=== EXERCISE GOAL ===
Rewrite the records below, swapping "Patent image size" for "Drawing dimensions" wherever it occurs and leaving everything else unchanged.

=== Records from a data source ===
=-=-=

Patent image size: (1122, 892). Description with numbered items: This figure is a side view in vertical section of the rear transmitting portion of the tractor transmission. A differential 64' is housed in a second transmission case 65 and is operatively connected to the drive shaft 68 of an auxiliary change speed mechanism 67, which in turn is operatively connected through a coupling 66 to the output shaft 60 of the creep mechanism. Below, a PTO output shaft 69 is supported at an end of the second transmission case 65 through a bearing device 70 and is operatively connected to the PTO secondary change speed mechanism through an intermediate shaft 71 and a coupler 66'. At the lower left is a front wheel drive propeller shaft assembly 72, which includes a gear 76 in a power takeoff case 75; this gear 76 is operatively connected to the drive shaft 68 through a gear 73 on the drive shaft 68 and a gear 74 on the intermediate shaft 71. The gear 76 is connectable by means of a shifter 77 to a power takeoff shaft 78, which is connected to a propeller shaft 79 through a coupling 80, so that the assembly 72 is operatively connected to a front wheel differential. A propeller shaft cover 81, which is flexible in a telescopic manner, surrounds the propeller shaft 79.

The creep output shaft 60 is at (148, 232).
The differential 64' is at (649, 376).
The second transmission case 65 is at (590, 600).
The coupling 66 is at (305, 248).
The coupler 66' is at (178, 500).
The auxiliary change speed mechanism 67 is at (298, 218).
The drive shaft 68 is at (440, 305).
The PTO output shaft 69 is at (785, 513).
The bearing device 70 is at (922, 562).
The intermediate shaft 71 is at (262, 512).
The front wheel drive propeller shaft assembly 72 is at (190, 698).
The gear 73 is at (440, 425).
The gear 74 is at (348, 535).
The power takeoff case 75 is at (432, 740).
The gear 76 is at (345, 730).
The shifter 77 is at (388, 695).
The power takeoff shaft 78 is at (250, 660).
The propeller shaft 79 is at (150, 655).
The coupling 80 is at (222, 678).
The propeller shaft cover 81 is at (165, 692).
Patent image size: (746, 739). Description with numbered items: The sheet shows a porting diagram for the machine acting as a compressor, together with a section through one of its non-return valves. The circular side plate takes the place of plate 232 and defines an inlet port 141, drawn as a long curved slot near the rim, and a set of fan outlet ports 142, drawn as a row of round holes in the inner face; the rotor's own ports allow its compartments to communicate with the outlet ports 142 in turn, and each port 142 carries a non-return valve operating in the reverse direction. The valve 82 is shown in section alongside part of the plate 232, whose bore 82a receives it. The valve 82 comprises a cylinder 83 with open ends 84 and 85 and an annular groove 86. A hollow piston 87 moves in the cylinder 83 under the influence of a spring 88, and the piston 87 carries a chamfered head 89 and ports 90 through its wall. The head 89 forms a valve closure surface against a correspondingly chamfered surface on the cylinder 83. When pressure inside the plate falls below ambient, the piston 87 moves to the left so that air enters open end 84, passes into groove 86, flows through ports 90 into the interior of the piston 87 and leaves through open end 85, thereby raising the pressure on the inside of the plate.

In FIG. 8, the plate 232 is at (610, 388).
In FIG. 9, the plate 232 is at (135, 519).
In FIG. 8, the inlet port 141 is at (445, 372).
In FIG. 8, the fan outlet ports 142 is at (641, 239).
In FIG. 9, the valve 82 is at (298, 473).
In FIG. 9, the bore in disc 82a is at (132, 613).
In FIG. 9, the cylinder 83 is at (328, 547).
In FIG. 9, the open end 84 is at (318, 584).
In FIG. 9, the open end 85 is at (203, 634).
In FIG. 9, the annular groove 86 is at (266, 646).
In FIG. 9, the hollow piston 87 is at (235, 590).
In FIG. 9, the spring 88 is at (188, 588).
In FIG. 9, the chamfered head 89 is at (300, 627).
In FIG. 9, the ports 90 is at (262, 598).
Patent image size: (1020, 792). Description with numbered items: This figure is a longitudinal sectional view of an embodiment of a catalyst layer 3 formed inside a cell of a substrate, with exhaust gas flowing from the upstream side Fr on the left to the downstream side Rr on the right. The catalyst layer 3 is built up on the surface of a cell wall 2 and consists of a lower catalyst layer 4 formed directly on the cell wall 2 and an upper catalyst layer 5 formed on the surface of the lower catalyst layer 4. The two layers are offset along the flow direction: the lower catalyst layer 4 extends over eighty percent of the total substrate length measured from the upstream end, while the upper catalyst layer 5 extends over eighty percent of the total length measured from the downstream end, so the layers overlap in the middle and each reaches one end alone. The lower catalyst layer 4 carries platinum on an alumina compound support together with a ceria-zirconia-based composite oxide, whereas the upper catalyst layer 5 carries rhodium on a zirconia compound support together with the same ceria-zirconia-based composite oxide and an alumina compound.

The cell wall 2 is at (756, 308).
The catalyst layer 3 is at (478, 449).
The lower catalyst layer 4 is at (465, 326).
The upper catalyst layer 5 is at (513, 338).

=-=-=

=== EXERCISE ANSWER ===
Drawing dimensions: (1122, 892). Description with numbered items: This figure is a side view in vertical section of the rear transmitting portion of the tractor transmission. A differential 64' is housed in a second transmission case 65 and is operatively connected to the drive shaft 68 of an auxiliary change speed mechanism 67, which in turn is operatively connected through a coupling 66 to the output shaft 60 of the creep mechanism. Below, a PTO output shaft 69 is supported at an end of the second transmission case 65 through a bearing device 70 and is operatively connected to the PTO secondary change speed mechanism through an intermediate shaft 71 and a coupler 66'. At the lower left is a front wheel drive propeller shaft assembly 72, which includes a gear 76 in a power takeoff case 75; this gear 76 is operatively connected to the drive shaft 68 through a gear 73 on the drive shaft 68 and a gear 74 on the intermediate shaft 71. The gear 76 is connectable by means of a shifter 77 to a power takeoff shaft 78, which is connected to a propeller shaft 79 through a coupling 80, so that the assembly 72 is operatively connected to a front wheel differential. A propeller shaft cover 81, which is flexible in a telescopic manner, surrounds the propeller shaft 79.

The creep output shaft 60 is at (148, 232).
The differential 64' is at (649, 376).
The second transmission case 65 is at (590, 600).
The coupling 66 is at (305, 248).
The coupler 66' is at (178, 500).
The auxiliary change speed mechanism 67 is at (298, 218).
The drive shaft 68 is at (440, 305).
The PTO output shaft 69 is at (785, 513).
The bearing device 70 is at (922, 562).
The intermediate shaft 71 is at (262, 512).
The front wheel drive propeller shaft assembly 72 is at (190, 698).
The gear 73 is at (440, 425).
The gear 74 is at (348, 535).
The power takeoff case 75 is at (432, 740).
The gear 76 is at (345, 730).
The shifter 77 is at (388, 695).
The power takeoff shaft 78 is at (250, 660).
The propeller shaft 79 is at (150, 655).
The coupling 80 is at (222, 678).
The propeller shaft cover 81 is at (165, 692).
Drawing dimensions: (746, 739). Description with numbered items: The sheet shows a porting diagram for the machine acting as a compressor, together with a section through one of its non-return valves. The circular side plate takes the place of plate 232 and defines an inlet port 141, drawn as a long curved slot near the rim, and a set of fan outlet ports 142, drawn as a row of round holes in the inner face; the rotor's own ports allow its compartments to communicate with the outlet ports 142 in turn, and each port 142 carries a non-return valve operating in the reverse direction. The valve 82 is shown in section alongside part of the plate 232, whose bore 82a receives it. The valve 82 comprises a cylinder 83 with open ends 84 and 85 and an annular groove 86. A hollow piston 87 moves in the cylinder 83 under the influence of a spring 88, and the piston 87 carries a chamfered head 89 and ports 90 through its wall. The head 89 forms a valve closure surface against a correspondingly chamfered surface on the cylinder 83. When pressure inside the plate falls below ambient, the piston 87 moves to the left so that air enters open end 84, passes into groove 86, flows through ports 90 into the interior of the piston 87 and leaves through open end 85, thereby raising the pressure on the inside of the plate.

In FIG. 8, the plate 232 is at (610, 388).
In FIG. 9, the plate 232 is at (135, 519).
In FIG. 8, the inlet port 141 is at (445, 372).
In FIG. 8, the fan outlet ports 142 is at (641, 239).
In FIG. 9, the valve 82 is at (298, 473).
In FIG. 9, the bore in disc 82a is at (132, 613).
In FIG. 9, the cylinder 83 is at (328, 547).
In FIG. 9, the open end 84 is at (318, 584).
In FIG. 9, the open end 85 is at (203, 634).
In FIG. 9, the annular groove 86 is at (266, 646).
In FIG. 9, the hollow piston 87 is at (235, 590).
In FIG. 9, the spring 88 is at (188, 588).
In FIG. 9, the chamfered head 89 is at (300, 627).
In FIG. 9, the ports 90 is at (262, 598).
Drawing dimensions: (1020, 792). Description with numbered items: This figure is a longitudinal sectional view of an embodiment of a catalyst layer 3 formed inside a cell of a substrate, with exhaust gas flowing from the upstream side Fr on the left to the downstream side Rr on the right. The catalyst layer 3 is built up on the surface of a cell wall 2 and consists of a lower catalyst layer 4 formed directly on the cell wall 2 and an upper catalyst layer 5 formed on the surface of the lower catalyst layer 4. The two layers are offset along the flow direction: the lower catalyst layer 4 extends over eighty percent of the total substrate length measured from the upstream end, while the upper catalyst layer 5 extends over eighty percent of the total length measured from the downstream end, so the layers overlap in the middle and each reaches one end alone. The lower catalyst layer 4 carries platinum on an alumina compound support together with a ceria-zirconia-based composite oxide, whereas the upper catalyst layer 5 carries rhodium on a zirconia compound support together with the same ceria-zirconia-based composite oxide and an alumina compound.

The cell wall 2 is at (756, 308).
The catalyst layer 3 is at (478, 449).
The lower catalyst layer 4 is at (465, 326).
The upper catalyst layer 5 is at (513, 338).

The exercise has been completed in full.